• **To be done**:
Return every line of the listing below that contains the string "text", matching case exactly.

— start of Source records —

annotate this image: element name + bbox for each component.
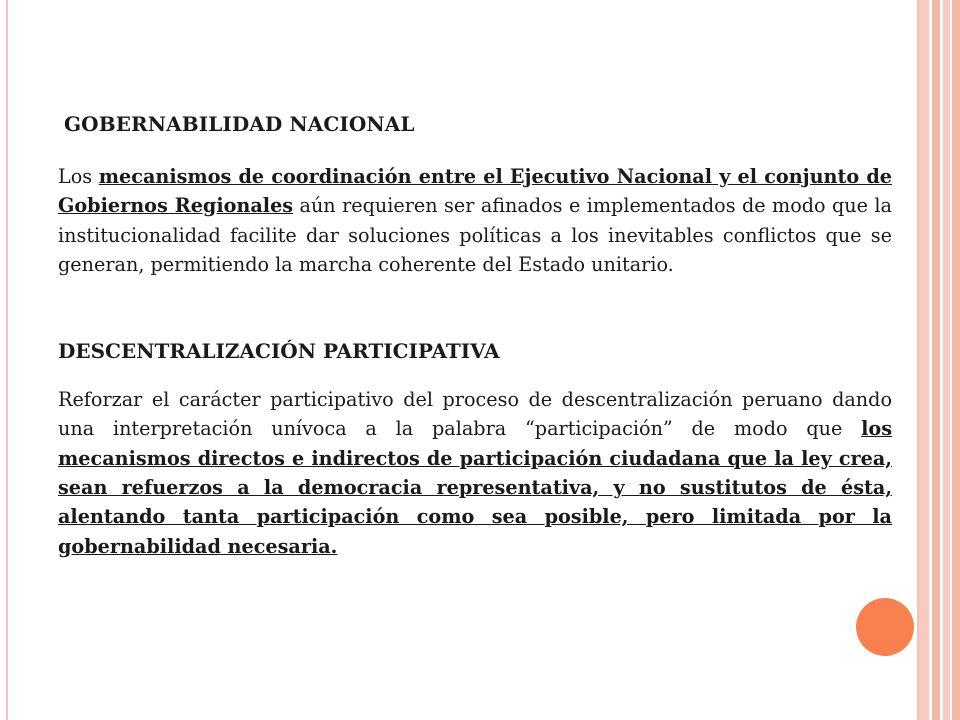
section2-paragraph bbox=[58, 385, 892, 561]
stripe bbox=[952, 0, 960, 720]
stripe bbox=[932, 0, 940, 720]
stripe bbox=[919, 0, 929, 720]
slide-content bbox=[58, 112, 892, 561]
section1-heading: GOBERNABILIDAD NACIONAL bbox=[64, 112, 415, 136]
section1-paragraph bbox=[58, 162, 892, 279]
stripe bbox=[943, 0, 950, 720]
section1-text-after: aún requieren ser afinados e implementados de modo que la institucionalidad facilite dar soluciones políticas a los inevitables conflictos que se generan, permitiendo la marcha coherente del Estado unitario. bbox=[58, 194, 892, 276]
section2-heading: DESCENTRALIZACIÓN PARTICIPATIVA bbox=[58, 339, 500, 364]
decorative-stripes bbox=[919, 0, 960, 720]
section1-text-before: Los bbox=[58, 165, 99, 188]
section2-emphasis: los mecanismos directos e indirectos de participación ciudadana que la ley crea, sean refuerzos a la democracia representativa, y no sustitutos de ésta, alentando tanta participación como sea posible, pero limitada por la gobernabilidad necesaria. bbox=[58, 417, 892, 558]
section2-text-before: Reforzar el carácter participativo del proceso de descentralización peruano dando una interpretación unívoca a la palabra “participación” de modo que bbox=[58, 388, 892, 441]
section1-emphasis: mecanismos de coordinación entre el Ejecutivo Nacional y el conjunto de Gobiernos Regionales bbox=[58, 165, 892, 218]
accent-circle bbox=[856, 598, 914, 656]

— end of Source records —
— start of Source records —

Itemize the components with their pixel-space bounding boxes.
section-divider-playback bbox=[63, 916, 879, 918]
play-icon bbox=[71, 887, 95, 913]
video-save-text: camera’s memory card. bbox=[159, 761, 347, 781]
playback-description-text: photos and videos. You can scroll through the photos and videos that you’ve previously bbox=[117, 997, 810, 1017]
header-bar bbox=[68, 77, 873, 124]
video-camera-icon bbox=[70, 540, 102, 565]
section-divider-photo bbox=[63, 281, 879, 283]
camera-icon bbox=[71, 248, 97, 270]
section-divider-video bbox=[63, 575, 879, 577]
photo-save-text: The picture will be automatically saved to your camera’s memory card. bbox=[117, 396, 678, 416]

— end of Source records —

• **Written solution**:
section1-text-after: aún requieren ser afinados e implementados de modo que la institucionalidad facilite dar soluciones políticas a los inevitables conflictos que se generan, permitiendo la marcha coherente del Estado unitario. bbox=[58, 194, 892, 276]
section1-text-before: Los bbox=[58, 165, 99, 188]
section2-text-before: Reforzar el carácter participativo del proceso de descentralización peruano dando una interpretación unívoca a la palabra “participación” de modo que bbox=[58, 388, 892, 441]
video-save-text: camera’s memory card. bbox=[159, 761, 347, 781]
playback-description-text: photos and videos. You can scroll through the photos and videos that you’ve previously bbox=[117, 997, 810, 1017]
photo-save-text: The picture will be automatically saved to your camera’s memory card. bbox=[117, 396, 678, 416]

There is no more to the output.